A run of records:

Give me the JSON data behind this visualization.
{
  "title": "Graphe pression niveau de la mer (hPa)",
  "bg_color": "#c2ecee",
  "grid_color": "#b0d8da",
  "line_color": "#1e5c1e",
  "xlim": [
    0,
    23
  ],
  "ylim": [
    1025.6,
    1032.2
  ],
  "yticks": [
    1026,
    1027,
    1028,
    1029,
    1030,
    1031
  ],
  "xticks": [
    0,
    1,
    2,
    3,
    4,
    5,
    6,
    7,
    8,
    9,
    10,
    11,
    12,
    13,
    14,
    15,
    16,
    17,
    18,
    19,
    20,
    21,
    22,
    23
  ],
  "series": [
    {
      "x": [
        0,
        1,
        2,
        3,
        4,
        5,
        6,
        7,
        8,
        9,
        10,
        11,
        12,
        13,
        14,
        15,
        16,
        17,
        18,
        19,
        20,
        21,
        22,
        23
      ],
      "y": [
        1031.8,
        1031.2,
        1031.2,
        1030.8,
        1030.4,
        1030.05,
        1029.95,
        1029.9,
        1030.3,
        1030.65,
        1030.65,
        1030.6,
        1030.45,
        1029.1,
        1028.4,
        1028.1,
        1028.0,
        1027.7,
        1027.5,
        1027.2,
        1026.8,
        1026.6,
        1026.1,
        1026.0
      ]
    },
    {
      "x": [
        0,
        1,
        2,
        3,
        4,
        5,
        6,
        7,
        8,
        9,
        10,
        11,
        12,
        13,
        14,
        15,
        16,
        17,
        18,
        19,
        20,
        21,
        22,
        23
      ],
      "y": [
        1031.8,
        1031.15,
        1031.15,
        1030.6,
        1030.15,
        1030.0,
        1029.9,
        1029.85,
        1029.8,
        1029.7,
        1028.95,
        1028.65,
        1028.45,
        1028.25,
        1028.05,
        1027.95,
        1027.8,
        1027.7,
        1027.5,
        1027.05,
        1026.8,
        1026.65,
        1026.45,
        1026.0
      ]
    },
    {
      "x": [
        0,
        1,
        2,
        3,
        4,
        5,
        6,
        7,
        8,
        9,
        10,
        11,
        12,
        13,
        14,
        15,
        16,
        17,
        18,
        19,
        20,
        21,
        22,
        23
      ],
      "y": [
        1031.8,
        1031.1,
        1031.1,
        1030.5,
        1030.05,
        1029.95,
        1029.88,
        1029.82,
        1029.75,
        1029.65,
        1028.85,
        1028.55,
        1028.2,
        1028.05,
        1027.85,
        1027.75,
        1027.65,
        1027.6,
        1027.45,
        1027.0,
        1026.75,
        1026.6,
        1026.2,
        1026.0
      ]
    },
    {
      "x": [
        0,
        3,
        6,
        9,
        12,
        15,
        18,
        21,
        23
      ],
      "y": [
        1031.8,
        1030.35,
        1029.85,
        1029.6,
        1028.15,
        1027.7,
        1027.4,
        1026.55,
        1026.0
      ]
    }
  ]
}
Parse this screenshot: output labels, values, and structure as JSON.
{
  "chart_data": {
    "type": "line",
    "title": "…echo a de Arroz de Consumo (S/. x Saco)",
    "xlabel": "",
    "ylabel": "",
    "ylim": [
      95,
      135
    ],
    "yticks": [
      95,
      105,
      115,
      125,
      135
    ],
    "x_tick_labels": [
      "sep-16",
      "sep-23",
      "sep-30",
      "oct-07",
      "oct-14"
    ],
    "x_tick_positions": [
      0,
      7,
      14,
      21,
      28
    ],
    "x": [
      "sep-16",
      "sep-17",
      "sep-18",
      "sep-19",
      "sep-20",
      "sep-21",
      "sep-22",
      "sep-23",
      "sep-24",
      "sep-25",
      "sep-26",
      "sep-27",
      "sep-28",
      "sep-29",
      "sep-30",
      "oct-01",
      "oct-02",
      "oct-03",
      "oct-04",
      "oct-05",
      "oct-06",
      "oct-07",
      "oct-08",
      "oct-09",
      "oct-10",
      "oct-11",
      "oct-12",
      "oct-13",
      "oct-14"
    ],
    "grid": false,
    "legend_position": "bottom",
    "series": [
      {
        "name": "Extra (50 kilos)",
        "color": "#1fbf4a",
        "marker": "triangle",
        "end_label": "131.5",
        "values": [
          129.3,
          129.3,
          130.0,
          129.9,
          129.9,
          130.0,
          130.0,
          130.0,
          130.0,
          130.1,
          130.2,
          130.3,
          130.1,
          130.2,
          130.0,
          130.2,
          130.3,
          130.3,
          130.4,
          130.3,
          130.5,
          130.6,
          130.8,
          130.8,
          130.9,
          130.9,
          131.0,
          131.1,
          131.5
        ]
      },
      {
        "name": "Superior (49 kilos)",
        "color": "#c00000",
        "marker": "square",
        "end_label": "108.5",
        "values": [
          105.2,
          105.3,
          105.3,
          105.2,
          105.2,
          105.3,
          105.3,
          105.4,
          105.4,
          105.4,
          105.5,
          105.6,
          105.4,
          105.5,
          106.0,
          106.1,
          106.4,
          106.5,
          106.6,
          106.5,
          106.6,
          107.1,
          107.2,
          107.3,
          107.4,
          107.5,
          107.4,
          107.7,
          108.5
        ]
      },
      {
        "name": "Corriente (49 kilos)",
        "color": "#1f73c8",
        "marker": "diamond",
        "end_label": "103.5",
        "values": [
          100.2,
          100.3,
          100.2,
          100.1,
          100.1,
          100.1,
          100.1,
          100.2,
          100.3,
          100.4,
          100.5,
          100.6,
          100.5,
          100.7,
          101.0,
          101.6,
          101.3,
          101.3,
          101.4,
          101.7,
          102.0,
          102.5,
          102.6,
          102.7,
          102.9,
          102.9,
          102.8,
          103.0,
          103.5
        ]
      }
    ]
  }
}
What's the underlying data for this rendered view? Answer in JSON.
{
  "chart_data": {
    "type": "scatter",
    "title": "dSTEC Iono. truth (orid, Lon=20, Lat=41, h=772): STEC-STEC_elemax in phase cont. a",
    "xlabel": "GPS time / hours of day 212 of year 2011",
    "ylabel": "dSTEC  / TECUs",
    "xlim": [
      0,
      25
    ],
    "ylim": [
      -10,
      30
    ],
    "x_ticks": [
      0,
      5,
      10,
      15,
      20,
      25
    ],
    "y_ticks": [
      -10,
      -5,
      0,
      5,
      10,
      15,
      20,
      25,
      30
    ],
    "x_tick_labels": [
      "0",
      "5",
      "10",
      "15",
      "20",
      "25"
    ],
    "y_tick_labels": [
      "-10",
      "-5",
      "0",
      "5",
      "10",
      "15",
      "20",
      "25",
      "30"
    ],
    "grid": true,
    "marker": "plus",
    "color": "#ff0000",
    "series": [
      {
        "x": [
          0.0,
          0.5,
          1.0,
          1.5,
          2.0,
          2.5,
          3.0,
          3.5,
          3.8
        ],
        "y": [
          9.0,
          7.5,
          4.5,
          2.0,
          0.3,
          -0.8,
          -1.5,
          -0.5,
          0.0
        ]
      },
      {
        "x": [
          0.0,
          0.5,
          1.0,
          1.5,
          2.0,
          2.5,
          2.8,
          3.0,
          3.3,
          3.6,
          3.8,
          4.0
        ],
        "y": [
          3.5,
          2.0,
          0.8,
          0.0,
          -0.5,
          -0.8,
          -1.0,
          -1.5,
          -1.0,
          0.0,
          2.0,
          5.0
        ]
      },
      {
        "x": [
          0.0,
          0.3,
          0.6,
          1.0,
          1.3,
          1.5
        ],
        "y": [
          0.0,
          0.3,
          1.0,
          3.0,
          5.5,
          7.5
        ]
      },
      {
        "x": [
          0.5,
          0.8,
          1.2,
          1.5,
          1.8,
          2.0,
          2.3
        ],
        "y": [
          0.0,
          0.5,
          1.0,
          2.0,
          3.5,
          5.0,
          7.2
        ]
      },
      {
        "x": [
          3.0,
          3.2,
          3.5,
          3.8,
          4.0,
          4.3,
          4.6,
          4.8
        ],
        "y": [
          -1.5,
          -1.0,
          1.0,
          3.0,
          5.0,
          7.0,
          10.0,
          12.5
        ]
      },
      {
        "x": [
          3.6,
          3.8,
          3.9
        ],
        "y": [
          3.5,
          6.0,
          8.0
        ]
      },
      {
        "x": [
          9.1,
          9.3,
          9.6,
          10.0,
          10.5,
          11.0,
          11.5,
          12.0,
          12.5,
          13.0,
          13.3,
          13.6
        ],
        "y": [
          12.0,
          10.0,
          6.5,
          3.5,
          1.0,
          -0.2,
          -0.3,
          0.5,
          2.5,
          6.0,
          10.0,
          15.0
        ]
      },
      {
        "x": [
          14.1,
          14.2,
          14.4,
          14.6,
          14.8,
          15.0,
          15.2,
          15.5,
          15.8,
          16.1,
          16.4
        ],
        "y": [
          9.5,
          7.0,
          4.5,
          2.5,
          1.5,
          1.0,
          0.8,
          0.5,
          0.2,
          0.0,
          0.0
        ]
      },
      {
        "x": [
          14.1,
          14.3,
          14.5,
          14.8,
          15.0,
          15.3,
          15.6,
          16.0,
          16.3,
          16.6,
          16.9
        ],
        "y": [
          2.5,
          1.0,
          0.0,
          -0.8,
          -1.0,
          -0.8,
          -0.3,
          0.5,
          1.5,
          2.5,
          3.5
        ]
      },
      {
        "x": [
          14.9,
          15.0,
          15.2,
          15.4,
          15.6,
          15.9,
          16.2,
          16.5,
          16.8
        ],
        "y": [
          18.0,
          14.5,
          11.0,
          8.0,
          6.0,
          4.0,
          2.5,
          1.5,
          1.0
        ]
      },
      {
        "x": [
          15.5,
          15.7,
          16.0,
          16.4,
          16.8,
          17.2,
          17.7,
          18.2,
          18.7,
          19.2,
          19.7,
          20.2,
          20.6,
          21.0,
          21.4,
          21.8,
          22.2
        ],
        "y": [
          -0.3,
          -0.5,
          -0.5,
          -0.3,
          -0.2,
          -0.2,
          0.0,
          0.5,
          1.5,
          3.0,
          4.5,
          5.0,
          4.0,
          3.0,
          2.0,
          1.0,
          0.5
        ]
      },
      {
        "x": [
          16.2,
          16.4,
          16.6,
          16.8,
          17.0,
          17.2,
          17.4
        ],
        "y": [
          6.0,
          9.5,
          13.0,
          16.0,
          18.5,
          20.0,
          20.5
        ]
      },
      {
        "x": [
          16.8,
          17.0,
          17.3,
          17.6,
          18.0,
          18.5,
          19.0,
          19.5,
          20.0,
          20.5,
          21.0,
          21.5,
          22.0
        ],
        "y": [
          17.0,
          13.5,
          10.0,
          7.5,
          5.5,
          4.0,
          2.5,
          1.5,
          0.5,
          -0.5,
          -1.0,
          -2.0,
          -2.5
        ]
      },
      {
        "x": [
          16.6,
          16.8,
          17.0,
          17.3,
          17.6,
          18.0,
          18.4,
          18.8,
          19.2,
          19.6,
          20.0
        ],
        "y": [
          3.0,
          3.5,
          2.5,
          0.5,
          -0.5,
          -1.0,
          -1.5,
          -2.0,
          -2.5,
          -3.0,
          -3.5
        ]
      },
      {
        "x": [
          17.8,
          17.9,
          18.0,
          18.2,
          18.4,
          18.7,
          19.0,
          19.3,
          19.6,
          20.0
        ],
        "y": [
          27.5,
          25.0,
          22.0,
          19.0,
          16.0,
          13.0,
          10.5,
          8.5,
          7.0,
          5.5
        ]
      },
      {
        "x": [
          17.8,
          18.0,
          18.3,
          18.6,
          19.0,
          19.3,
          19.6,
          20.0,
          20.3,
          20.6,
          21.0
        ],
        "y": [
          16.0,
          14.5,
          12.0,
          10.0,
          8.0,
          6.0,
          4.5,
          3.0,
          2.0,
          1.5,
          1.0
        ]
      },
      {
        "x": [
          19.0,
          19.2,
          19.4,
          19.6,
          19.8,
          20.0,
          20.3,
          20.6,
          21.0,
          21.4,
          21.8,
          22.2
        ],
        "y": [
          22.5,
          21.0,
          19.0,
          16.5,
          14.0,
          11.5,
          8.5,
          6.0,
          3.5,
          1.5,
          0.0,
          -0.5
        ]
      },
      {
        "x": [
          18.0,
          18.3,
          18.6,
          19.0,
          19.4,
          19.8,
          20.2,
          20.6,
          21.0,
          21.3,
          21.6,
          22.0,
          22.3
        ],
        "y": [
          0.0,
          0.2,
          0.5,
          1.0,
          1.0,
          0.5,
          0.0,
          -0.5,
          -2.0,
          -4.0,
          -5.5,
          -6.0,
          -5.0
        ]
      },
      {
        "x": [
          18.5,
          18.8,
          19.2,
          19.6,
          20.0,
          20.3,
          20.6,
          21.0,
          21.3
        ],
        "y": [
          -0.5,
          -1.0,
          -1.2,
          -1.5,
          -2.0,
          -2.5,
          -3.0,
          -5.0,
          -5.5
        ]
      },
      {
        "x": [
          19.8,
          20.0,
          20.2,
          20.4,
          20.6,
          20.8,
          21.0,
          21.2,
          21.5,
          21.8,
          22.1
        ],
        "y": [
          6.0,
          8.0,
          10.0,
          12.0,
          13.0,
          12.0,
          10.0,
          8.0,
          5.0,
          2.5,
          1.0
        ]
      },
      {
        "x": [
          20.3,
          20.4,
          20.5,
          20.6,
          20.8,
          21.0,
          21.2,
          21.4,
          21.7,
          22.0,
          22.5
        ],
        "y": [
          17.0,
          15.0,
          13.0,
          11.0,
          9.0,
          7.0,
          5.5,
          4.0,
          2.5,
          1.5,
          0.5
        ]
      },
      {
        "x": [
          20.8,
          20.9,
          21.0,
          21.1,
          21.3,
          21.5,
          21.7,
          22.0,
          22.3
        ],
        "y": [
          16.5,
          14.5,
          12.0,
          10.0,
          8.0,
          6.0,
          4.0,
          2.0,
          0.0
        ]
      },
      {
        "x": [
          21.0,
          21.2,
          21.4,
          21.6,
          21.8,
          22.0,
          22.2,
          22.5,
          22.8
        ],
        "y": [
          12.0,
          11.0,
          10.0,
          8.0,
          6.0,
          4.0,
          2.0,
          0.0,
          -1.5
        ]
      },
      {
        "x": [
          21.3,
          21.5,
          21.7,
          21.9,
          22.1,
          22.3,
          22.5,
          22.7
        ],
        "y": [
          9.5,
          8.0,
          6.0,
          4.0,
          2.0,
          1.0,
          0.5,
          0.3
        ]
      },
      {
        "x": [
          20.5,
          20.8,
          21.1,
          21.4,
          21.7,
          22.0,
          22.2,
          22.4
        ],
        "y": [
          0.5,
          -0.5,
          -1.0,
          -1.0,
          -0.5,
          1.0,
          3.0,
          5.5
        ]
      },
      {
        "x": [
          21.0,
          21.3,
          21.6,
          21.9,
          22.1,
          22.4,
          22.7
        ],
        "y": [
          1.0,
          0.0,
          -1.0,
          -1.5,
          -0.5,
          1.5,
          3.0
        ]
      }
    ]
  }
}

* Exercise prompt *
Gather up the lines that contain the word "kilos".

* Full response *
        "name": "Extra (50 kilos)",
        "name": "Superior (49 kilos)",
        "name": "Corriente (49 kilos)",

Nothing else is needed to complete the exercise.